### WHAT THIS TASK INVOLVES:
Work out how many lines in these entries include the string "Change", and give only that figure.

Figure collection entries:
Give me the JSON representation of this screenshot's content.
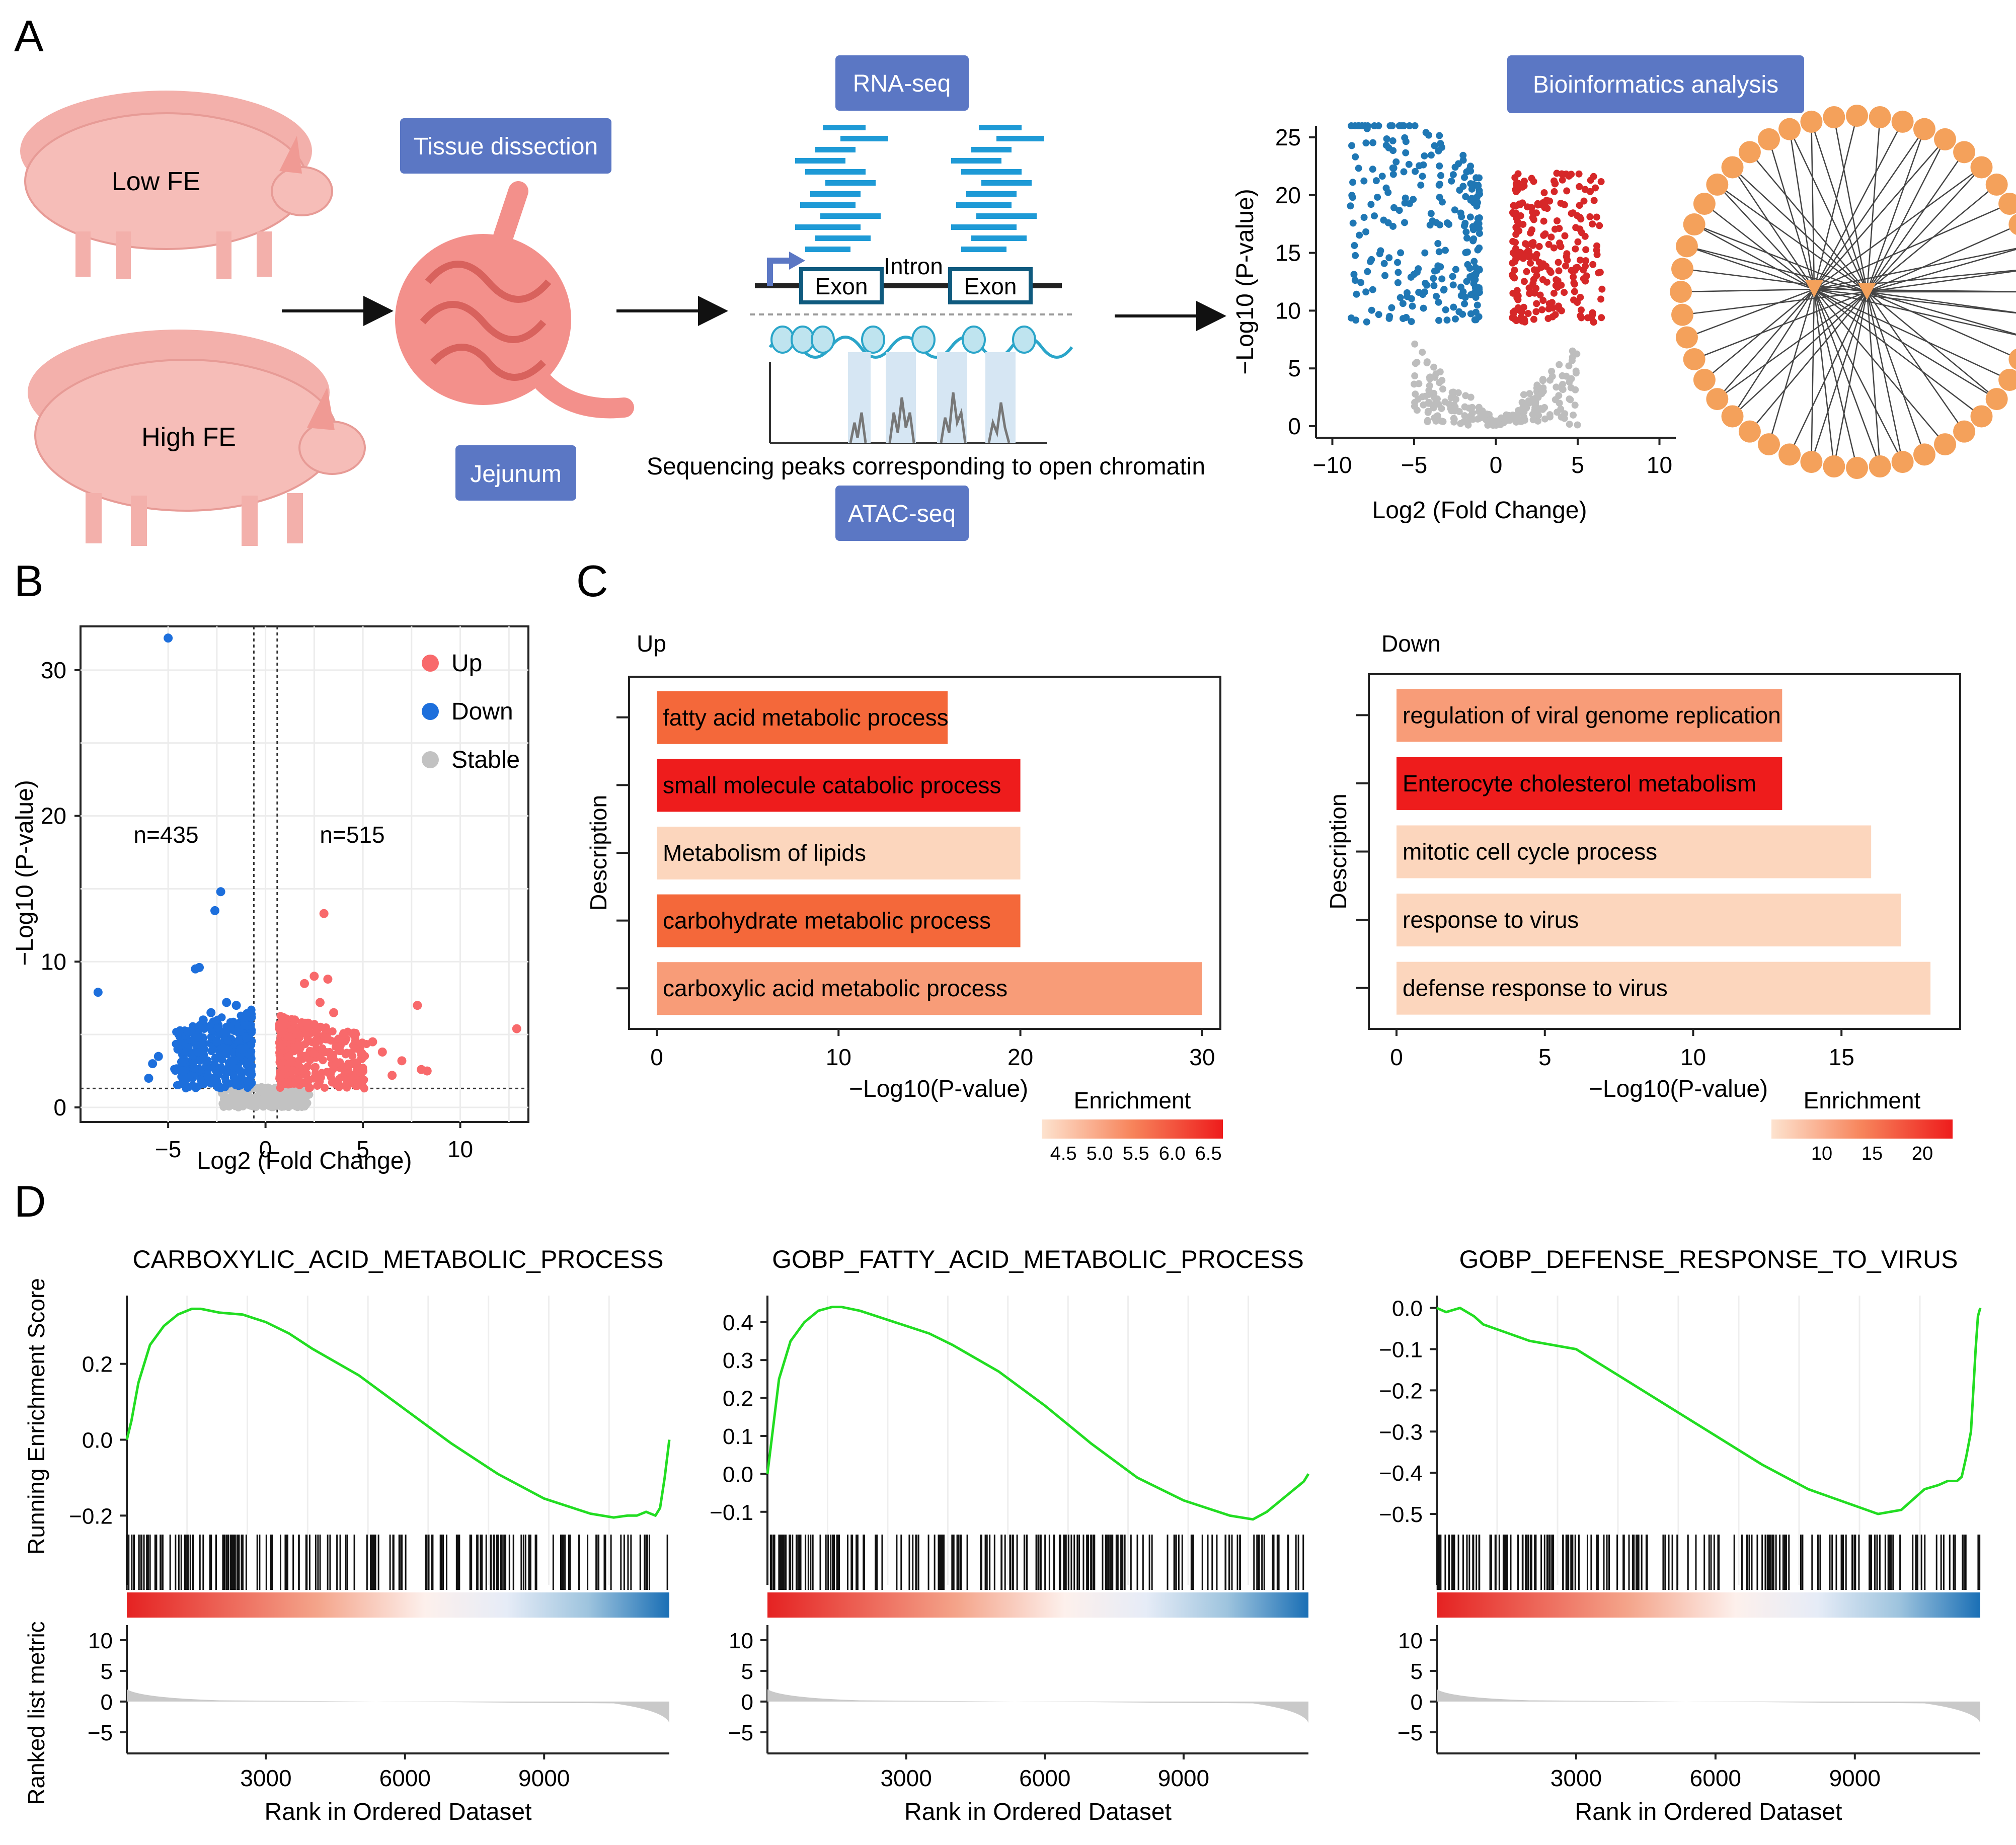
{
  "panel_labels": {
    "a": "A",
    "b": "B",
    "c": "C",
    "d": "D"
  },
  "panel_a": {
    "pig_low_label": "Low FE",
    "pig_high_label": "High FE",
    "tissue_dissection": "Tissue dissection",
    "jejunum": "Jejunum",
    "rna_seq": "RNA-seq",
    "atac_seq": "ATAC-seq",
    "intron": "Intron",
    "exon1": "Exon",
    "exon2": "Exon",
    "peaks_caption": "Sequencing peaks corresponding to open chromatin",
    "bioinformatics": "Bioinformatics analysis",
    "volcano_ylabel": "−Log10 (P-value)",
    "volcano_xlabel": "Log2 (Fold Change)",
    "volcano_xticks": [
      "−10",
      "−5",
      "0",
      "5",
      "10"
    ],
    "volcano_yticks": [
      "0",
      "5",
      "10",
      "15",
      "20",
      "25"
    ],
    "colors": {
      "box": "#5b77c4",
      "pig": "#f6b6b1",
      "gut": "#f08a86",
      "up": "#d62728",
      "down": "#1f77b4",
      "stable": "#bdbdbd",
      "node": "#f4a15b"
    }
  },
  "chart_data": [
    {
      "id": "B",
      "type": "scatter",
      "title": "",
      "xlabel": "Log2 (Fold Change)",
      "ylabel": "−Log10 (P-value)",
      "xlim": [
        -9.5,
        13.5
      ],
      "ylim": [
        -1,
        33
      ],
      "xticks": [
        "−5",
        "0",
        "5",
        "10"
      ],
      "yticks": [
        "0",
        "10",
        "20",
        "30"
      ],
      "legend": [
        "Up",
        "Down",
        "Stable"
      ],
      "legend_position": "top-right",
      "annotations": [
        "n=435",
        "n=515"
      ],
      "series": [
        {
          "name": "Up",
          "color": "#f8696b",
          "points": [
            [
              2.0,
              8.5
            ],
            [
              2.5,
              9.0
            ],
            [
              3.2,
              8.8
            ],
            [
              2.8,
              7.2
            ],
            [
              3.5,
              6.5
            ],
            [
              4.0,
              5.0
            ],
            [
              5.5,
              4.5
            ],
            [
              6.0,
              3.8
            ],
            [
              7.0,
              3.2
            ],
            [
              8.0,
              2.6
            ],
            [
              8.3,
              2.5
            ],
            [
              12.9,
              5.4
            ],
            [
              7.8,
              7.0
            ],
            [
              3.0,
              13.3
            ],
            [
              1.5,
              6.0
            ],
            [
              2.2,
              5.5
            ],
            [
              4.5,
              3.0
            ],
            [
              5.0,
              2.5
            ],
            [
              6.5,
              2.2
            ],
            [
              1.2,
              3.5
            ],
            [
              1.8,
              4.2
            ],
            [
              3.8,
              3.9
            ],
            [
              2.6,
              4.6
            ]
          ]
        },
        {
          "name": "Down",
          "color": "#1d6fdc",
          "points": [
            [
              -5.0,
              32.2
            ],
            [
              -2.3,
              14.8
            ],
            [
              -2.6,
              13.5
            ],
            [
              -3.6,
              9.5
            ],
            [
              -3.4,
              9.6
            ],
            [
              -8.6,
              7.9
            ],
            [
              -2.8,
              6.5
            ],
            [
              -3.2,
              6.0
            ],
            [
              -2.0,
              7.2
            ],
            [
              -1.5,
              7.0
            ],
            [
              -4.0,
              5.2
            ],
            [
              -4.5,
              4.0
            ],
            [
              -5.5,
              3.5
            ],
            [
              -6.0,
              2.0
            ],
            [
              -5.8,
              3.0
            ],
            [
              -3.5,
              4.8
            ],
            [
              -1.8,
              5.5
            ],
            [
              -2.5,
              4.5
            ],
            [
              -1.2,
              4.0
            ],
            [
              -3.0,
              3.2
            ],
            [
              -4.2,
              2.5
            ]
          ]
        }
      ]
    },
    {
      "id": "C-Up",
      "type": "bar",
      "title": "Up",
      "xlabel": "−Log10(P-value)",
      "ylabel": "Description",
      "xlim": [
        0,
        31
      ],
      "xticks": [
        "0",
        "10",
        "20",
        "30"
      ],
      "categories": [
        "fatty acid metabolic process",
        "small molecule catabolic process",
        "Metabolism of lipids",
        "carbohydrate metabolic process",
        "carboxylic acid metabolic process"
      ],
      "values": [
        16,
        20,
        20,
        20,
        30
      ],
      "colors": [
        "#f4683a",
        "#ee1c1c",
        "#fcd6bd",
        "#f4683a",
        "#f89c78"
      ],
      "legend_title": "Enrichment",
      "legend_ticks": [
        "4.5",
        "5.0",
        "5.5",
        "6.0",
        "6.5"
      ]
    },
    {
      "id": "C-Down",
      "type": "bar",
      "title": "Down",
      "xlabel": "−Log10(P-value)",
      "ylabel": "Description",
      "xlim": [
        0,
        19
      ],
      "xticks": [
        "0",
        "5",
        "10",
        "15"
      ],
      "categories": [
        "regulation of viral genome replication",
        "Enterocyte cholesterol metabolism",
        "mitotic cell cycle process",
        "response to virus",
        "defense response to virus"
      ],
      "values": [
        13,
        13,
        16,
        17,
        18
      ],
      "colors": [
        "#f89c78",
        "#ee1c1c",
        "#fcd6bd",
        "#fcd6bd",
        "#fcd6bd"
      ],
      "legend_title": "Enrichment",
      "legend_ticks": [
        "10",
        "15",
        "20"
      ]
    },
    {
      "id": "D1",
      "type": "line",
      "title": "CARBOXYLIC_ACID_METABOLIC_PROCESS",
      "xlabel": "Rank in Ordered Dataset",
      "ylabel": "Running Enrichment Score",
      "xlim": [
        0,
        11700
      ],
      "ylim": [
        -0.25,
        0.38
      ],
      "xticks": [
        "3000",
        "6000",
        "9000"
      ],
      "yticks": [
        "−0.2",
        "0.0",
        "0.2"
      ],
      "metric_label": "Ranked list metric",
      "metric_ticks": [
        "10",
        "5",
        "0",
        "−5"
      ],
      "x": [
        0,
        100,
        250,
        500,
        800,
        1100,
        1400,
        1600,
        2000,
        2500,
        3000,
        3500,
        4000,
        5000,
        6000,
        7000,
        8000,
        9000,
        10000,
        10500,
        10800,
        11000,
        11200,
        11400,
        11500,
        11600,
        11700
      ],
      "y": [
        0.0,
        0.05,
        0.15,
        0.25,
        0.3,
        0.33,
        0.345,
        0.345,
        0.335,
        0.33,
        0.31,
        0.28,
        0.24,
        0.17,
        0.08,
        -0.01,
        -0.09,
        -0.155,
        -0.195,
        -0.205,
        -0.2,
        -0.2,
        -0.19,
        -0.2,
        -0.18,
        -0.1,
        0.0
      ]
    },
    {
      "id": "D2",
      "type": "line",
      "title": "GOBP_FATTY_ACID_METABOLIC_PROCESS",
      "xlabel": "Rank in Ordered Dataset",
      "ylabel": "",
      "xlim": [
        0,
        11700
      ],
      "ylim": [
        -0.16,
        0.47
      ],
      "xticks": [
        "3000",
        "6000",
        "9000"
      ],
      "yticks": [
        "−0.1",
        "0.0",
        "0.1",
        "0.2",
        "0.3",
        "0.4"
      ],
      "metric_ticks": [
        "10",
        "5",
        "0",
        "−5"
      ],
      "x": [
        0,
        100,
        250,
        500,
        800,
        1100,
        1400,
        1600,
        2000,
        2500,
        3000,
        3500,
        4000,
        5000,
        6000,
        7000,
        8000,
        9000,
        10000,
        10500,
        10800,
        11000,
        11200,
        11400,
        11500,
        11600,
        11700
      ],
      "y": [
        0.0,
        0.1,
        0.25,
        0.35,
        0.4,
        0.43,
        0.44,
        0.44,
        0.43,
        0.41,
        0.39,
        0.37,
        0.34,
        0.27,
        0.18,
        0.08,
        -0.01,
        -0.07,
        -0.11,
        -0.12,
        -0.1,
        -0.08,
        -0.06,
        -0.04,
        -0.03,
        -0.02,
        0.0
      ]
    },
    {
      "id": "D3",
      "type": "line",
      "title": "GOBP_DEFENSE_RESPONSE_TO_VIRUS",
      "xlabel": "Rank in Ordered Dataset",
      "ylabel": "",
      "xlim": [
        0,
        11700
      ],
      "ylim": [
        -0.55,
        0.03
      ],
      "xticks": [
        "3000",
        "6000",
        "9000"
      ],
      "yticks": [
        "0.0",
        "−0.1",
        "−0.2",
        "−0.3",
        "−0.4",
        "−0.5"
      ],
      "metric_ticks": [
        "10",
        "5",
        "0",
        "−5"
      ],
      "x": [
        0,
        200,
        500,
        800,
        1000,
        1500,
        2000,
        3000,
        4000,
        5000,
        6000,
        7000,
        8000,
        8500,
        9000,
        9500,
        10000,
        10500,
        10800,
        11000,
        11200,
        11300,
        11400,
        11500,
        11550,
        11600,
        11650,
        11700
      ],
      "y": [
        0.0,
        -0.01,
        0.0,
        -0.02,
        -0.04,
        -0.06,
        -0.08,
        -0.1,
        -0.17,
        -0.24,
        -0.31,
        -0.38,
        -0.44,
        -0.46,
        -0.48,
        -0.5,
        -0.49,
        -0.44,
        -0.43,
        -0.42,
        -0.42,
        -0.41,
        -0.36,
        -0.3,
        -0.2,
        -0.1,
        -0.02,
        0.0
      ]
    }
  ]
}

### EXERCISE ANSWER:
2